| COSA FARE |
Riscrivi il testo su Como-Inter da "Schieramenti inziali" giù fino a "Augusto; Frattesi; Esposito.", mettendo "Formazioni" al posto di "Schieramenti".

Finisce senza reti la semifinale d’andata di Coppa Italia tra Como e Inter. Al Sinigaglia emozioni solo nel primo tempo e a inizio ripresa: troppo poco.
Il percorso fatto dalle due squadre
Percorso lungo per i lariani, che (sabato alle 15 giocheranno in campionato a Cagliari) ha iniziato il loro cammino già ad agosto con i trentaduesimi per arrivare a questo doppio confronto, dopo aver eliminato ai trentaduesimi il Südtirol, ai sedicesimi il Sassuolo, la Fiorentina agli ottavi e Napoli ai quarti. L’ultima semifinale del Como, risale a 40 anni fa, persa a tavolino con la Sampdoria a causa di un accendino che colpì l’arbitro Redini ai supplementare con tanto di svenimento.
I nerazzurri, che guidano la Serie A, sono arrivati alla semifinale dopo aver esordito agli ottavi sconfiggendo nettamente il Venezia a dicembre e poi ai quarti il Torino nei quarti di finale a inizio febbraio. Ricordiamo che, a differenza dei turni precedenti la semifinale si svolge con match di andata e ritorno. Al termine dei 180′ regolamentari (più recupero) in caso di parità sono previsti tempi supplementari ed eventualmente i rigori.
Schieramenti inziali
COMO (4-3-3): Butez; Smolcic, Ramon, Carlos, Valle; Sergi Roberto, Perrone, Da Cunha; Vojvoda, Paz, Caqueret.
INTER (3-5-1-1): Martinez; Bisseck, Acerbi, Bastoni; Darmian, Diouf, Calhanoglu, Sucic, Augusto; Frattesi; Esposito.

| RIGHE ESTRATTE |
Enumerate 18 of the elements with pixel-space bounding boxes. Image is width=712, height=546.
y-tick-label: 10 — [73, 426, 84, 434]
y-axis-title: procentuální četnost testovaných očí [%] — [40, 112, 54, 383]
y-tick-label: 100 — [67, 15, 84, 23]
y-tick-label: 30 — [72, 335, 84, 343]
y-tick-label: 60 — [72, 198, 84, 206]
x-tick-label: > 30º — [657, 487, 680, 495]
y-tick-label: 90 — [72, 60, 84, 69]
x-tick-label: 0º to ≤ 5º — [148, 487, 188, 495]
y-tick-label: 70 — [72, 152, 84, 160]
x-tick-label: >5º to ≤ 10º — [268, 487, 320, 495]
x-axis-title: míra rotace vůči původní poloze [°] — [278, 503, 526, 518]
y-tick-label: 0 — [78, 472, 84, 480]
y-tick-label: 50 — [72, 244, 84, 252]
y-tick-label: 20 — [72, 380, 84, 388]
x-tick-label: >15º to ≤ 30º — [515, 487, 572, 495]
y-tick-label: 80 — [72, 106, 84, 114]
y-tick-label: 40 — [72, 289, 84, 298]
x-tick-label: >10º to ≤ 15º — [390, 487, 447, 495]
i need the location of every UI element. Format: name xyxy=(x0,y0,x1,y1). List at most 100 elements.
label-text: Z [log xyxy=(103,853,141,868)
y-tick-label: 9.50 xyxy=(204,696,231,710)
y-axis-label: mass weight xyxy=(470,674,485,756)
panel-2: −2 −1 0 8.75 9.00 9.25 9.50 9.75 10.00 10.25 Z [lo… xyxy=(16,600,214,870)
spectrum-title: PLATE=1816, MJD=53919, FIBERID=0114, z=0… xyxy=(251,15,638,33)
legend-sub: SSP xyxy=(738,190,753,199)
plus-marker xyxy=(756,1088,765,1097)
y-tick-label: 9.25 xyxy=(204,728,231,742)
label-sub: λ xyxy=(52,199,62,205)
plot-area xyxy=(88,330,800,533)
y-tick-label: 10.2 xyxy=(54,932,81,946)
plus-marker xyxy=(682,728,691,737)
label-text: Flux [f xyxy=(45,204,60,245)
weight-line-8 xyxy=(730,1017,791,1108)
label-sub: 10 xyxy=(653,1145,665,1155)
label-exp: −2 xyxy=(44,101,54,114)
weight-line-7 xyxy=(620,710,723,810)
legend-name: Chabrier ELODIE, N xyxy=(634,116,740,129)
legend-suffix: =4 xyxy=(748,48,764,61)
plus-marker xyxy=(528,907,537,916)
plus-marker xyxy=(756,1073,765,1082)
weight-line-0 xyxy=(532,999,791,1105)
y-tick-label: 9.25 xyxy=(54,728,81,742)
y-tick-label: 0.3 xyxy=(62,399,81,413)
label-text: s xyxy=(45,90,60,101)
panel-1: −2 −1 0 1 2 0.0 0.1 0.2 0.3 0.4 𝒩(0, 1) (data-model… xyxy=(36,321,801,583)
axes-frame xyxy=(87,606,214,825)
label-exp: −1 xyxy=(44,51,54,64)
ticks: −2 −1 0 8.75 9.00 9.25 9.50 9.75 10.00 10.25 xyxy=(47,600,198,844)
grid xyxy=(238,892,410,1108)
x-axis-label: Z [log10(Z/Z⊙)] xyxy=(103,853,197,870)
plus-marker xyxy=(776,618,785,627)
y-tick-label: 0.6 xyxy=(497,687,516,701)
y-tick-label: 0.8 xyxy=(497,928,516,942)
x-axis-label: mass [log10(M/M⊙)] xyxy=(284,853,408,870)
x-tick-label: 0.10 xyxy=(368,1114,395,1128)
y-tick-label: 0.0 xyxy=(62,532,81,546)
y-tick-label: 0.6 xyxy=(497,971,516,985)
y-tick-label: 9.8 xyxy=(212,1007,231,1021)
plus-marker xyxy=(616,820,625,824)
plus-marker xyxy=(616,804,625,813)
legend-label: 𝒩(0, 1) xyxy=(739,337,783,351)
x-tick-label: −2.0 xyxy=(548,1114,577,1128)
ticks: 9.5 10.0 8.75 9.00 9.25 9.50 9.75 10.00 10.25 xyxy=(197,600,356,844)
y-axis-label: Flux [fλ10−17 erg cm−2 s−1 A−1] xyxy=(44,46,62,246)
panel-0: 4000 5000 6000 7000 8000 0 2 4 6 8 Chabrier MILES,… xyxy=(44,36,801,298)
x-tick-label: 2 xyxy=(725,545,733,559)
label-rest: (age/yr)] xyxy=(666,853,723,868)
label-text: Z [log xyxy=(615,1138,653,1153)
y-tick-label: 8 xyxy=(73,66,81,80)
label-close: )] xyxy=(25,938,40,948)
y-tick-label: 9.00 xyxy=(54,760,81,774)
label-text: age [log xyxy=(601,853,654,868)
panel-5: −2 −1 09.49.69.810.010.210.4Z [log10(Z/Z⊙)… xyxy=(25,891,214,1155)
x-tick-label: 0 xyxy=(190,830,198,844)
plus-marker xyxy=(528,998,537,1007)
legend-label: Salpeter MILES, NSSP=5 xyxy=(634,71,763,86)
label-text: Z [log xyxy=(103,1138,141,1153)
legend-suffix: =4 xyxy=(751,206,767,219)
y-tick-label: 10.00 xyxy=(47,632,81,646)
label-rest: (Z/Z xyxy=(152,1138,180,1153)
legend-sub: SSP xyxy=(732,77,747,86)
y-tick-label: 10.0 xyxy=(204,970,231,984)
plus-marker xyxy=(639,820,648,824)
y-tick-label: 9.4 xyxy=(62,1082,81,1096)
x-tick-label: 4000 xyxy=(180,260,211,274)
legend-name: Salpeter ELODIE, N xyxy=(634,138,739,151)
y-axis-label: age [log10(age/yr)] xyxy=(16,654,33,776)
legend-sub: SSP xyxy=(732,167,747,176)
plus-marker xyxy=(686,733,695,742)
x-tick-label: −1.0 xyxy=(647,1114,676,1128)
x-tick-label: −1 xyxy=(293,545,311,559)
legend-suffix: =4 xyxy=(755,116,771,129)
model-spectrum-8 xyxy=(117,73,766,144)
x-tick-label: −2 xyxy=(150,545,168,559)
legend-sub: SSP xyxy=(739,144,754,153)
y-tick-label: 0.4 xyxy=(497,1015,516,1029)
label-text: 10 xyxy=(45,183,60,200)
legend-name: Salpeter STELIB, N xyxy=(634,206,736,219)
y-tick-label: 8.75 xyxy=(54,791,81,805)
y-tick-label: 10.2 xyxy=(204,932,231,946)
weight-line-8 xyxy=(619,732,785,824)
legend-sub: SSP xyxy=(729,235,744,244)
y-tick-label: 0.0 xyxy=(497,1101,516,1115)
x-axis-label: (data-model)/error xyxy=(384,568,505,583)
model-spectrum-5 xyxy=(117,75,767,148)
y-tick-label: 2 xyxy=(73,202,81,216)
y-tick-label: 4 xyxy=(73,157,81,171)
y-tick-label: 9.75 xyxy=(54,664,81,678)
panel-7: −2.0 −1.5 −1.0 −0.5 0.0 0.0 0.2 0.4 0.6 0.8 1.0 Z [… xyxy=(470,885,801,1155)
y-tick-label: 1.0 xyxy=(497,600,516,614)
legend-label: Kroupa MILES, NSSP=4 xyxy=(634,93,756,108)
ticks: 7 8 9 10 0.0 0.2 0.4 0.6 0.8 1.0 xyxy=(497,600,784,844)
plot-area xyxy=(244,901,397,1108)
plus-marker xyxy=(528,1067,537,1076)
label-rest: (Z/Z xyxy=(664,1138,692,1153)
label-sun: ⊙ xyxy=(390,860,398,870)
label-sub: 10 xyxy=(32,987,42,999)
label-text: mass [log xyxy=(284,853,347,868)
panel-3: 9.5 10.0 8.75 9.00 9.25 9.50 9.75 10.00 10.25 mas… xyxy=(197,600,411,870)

| SOLUZIONE |
Formazioni inziali
COMO (4-3-3): Butez; Smolcic, Ramon, Carlos, Valle; Sergi Roberto, Perrone, Da Cunha; Vojvoda, Paz, Caqueret.
INTER (3-5-1-1): Martinez; Bisseck, Acerbi, Bastoni; Darmian, Diouf, Calhanoglu, Sucic, Augusto; Frattesi; Esposito.